Material provided:
'''

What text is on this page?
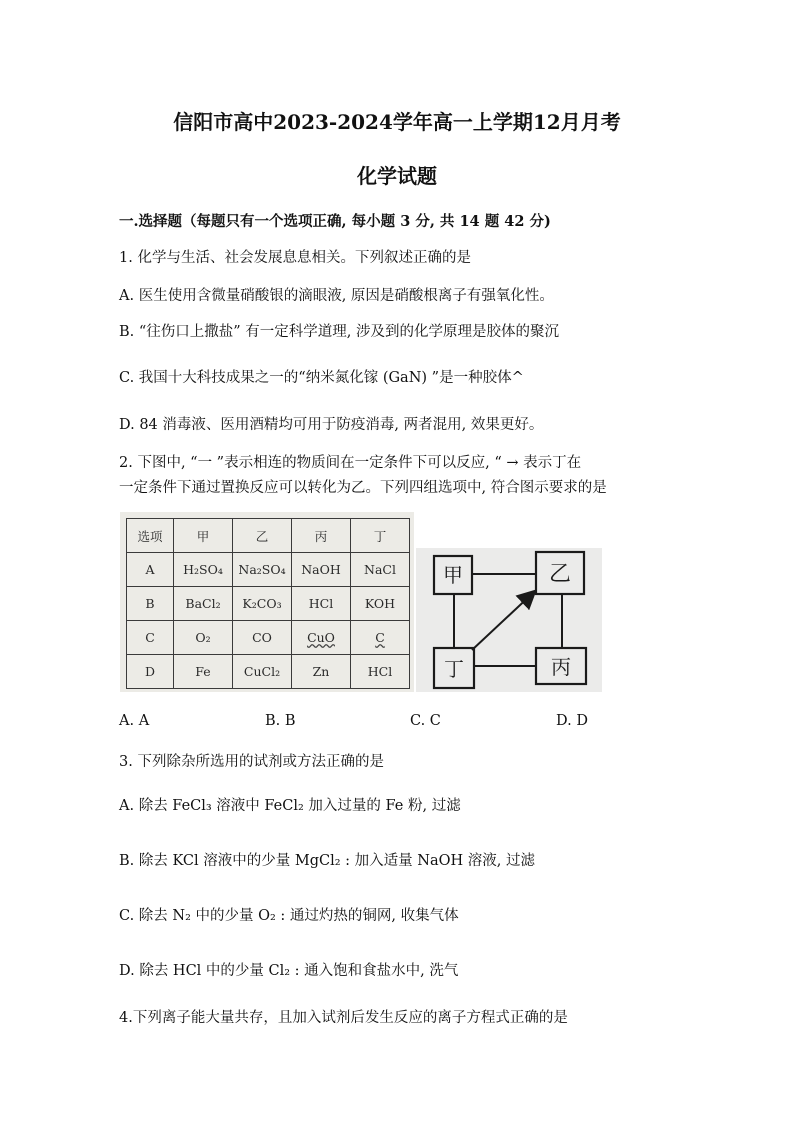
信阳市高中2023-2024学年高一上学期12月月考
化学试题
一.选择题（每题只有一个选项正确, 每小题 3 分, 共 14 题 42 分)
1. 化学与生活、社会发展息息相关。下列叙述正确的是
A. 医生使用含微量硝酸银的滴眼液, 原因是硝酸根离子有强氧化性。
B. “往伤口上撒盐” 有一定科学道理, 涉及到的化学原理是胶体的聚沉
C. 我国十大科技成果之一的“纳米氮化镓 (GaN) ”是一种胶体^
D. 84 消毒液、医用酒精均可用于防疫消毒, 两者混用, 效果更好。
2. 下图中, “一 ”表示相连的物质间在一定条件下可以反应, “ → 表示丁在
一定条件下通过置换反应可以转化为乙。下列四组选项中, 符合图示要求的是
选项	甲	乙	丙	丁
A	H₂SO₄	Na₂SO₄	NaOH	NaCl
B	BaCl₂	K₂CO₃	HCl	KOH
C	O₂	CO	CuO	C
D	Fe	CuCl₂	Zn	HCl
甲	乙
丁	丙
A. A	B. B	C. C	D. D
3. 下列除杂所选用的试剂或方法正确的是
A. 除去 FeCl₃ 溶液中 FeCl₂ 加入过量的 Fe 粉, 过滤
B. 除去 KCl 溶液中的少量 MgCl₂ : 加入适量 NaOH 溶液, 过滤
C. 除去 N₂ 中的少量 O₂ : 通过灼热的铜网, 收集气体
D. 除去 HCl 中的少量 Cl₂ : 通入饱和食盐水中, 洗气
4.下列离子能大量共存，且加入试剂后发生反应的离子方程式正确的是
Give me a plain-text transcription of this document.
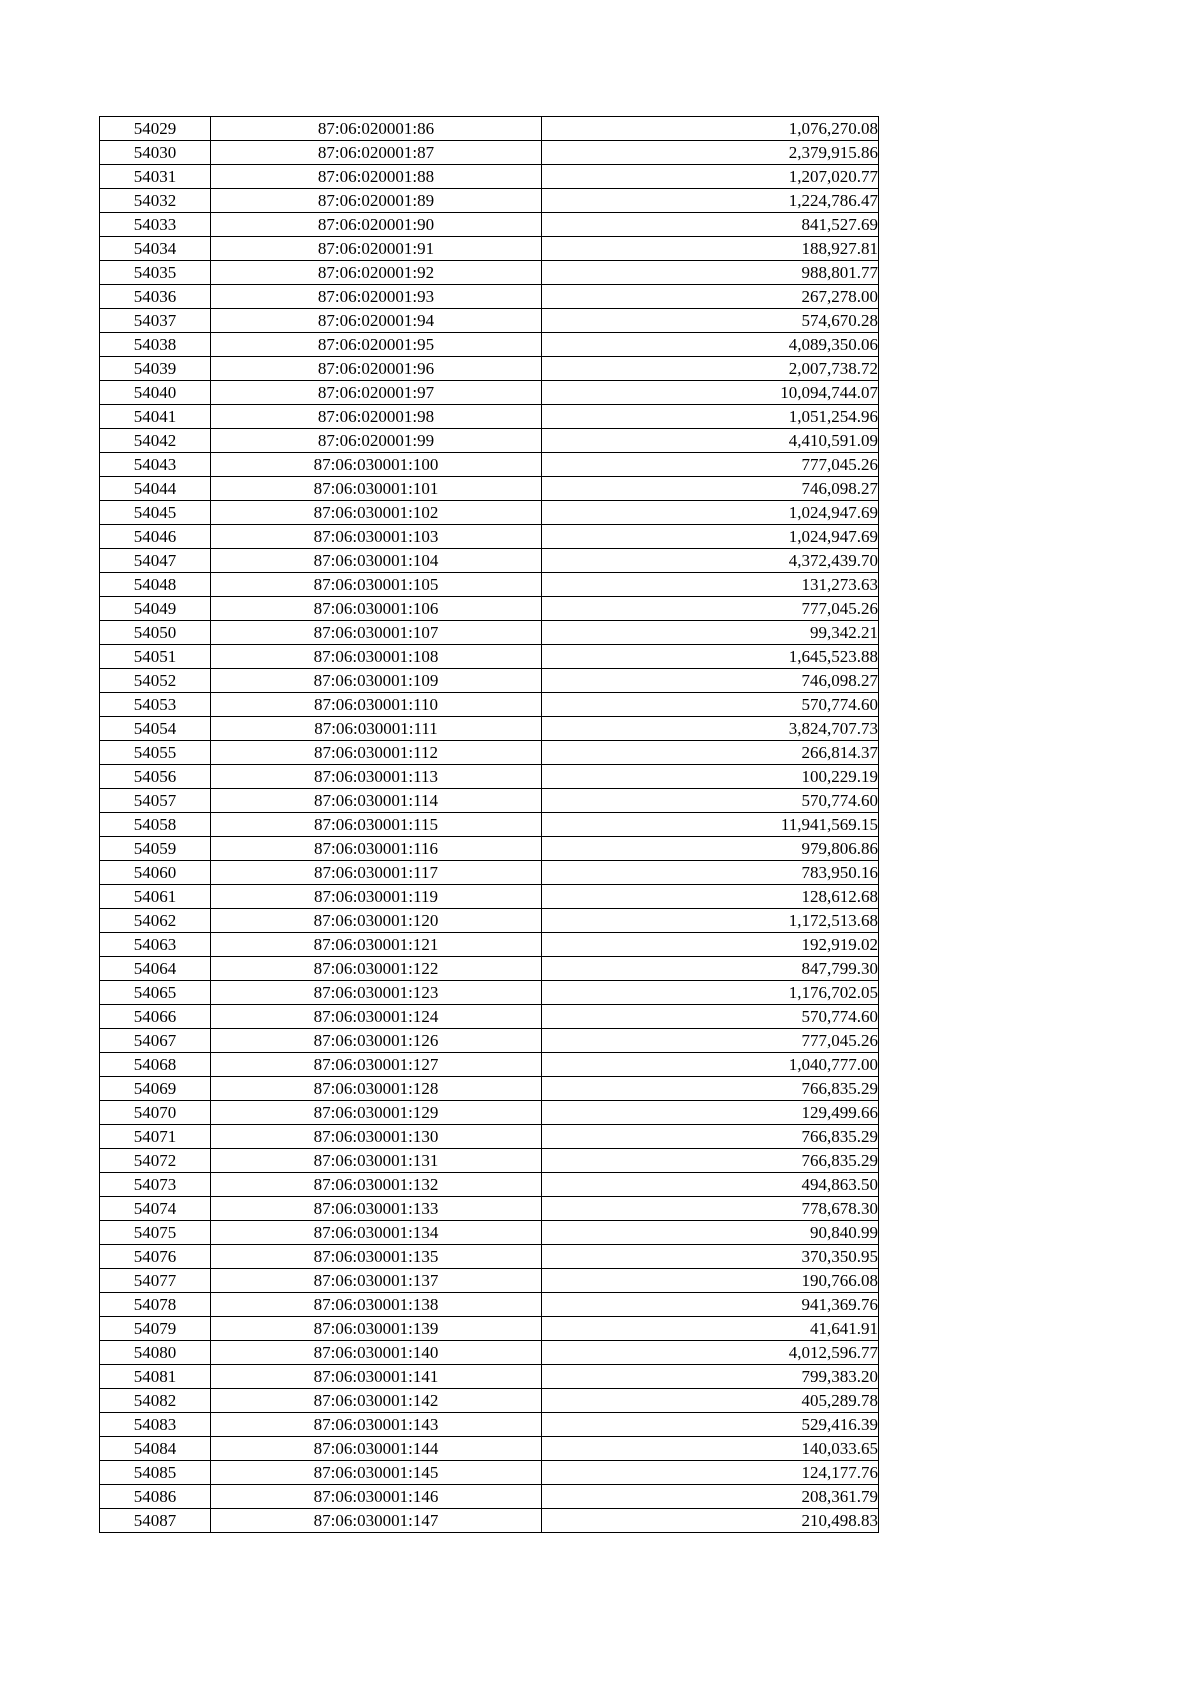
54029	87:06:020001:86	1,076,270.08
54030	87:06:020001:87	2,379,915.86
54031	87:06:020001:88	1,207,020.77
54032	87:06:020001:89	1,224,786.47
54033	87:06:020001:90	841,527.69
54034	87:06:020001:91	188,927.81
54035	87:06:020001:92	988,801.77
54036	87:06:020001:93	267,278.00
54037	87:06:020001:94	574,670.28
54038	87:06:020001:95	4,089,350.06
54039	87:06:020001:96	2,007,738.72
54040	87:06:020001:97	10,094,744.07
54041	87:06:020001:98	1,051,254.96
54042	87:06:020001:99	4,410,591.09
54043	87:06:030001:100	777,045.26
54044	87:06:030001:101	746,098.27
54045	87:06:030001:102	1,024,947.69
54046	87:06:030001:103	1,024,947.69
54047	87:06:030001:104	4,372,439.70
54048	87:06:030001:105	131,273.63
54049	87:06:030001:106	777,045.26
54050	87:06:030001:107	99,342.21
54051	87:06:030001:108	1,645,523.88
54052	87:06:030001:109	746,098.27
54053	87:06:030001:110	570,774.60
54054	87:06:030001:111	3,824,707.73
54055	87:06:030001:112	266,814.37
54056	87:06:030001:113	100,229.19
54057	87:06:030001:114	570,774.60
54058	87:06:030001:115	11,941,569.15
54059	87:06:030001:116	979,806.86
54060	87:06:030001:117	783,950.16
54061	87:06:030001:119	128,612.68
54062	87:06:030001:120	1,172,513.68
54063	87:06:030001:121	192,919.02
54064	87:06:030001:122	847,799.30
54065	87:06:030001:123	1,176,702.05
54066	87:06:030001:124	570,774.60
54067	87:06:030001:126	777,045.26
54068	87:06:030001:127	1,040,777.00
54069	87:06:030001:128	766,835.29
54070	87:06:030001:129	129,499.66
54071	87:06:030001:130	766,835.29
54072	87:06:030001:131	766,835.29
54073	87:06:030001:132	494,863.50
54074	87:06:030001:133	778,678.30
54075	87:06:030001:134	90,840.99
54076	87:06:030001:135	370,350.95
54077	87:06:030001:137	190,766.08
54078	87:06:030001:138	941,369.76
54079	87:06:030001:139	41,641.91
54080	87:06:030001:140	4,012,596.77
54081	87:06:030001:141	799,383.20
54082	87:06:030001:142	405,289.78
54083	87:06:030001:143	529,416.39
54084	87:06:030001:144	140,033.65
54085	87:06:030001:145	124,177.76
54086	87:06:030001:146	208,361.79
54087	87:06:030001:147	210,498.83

'''

Goal:
Pull every line holding "text" out of the records.

Result below:
What text is on this page?
Give me a plain-text transcription of this document.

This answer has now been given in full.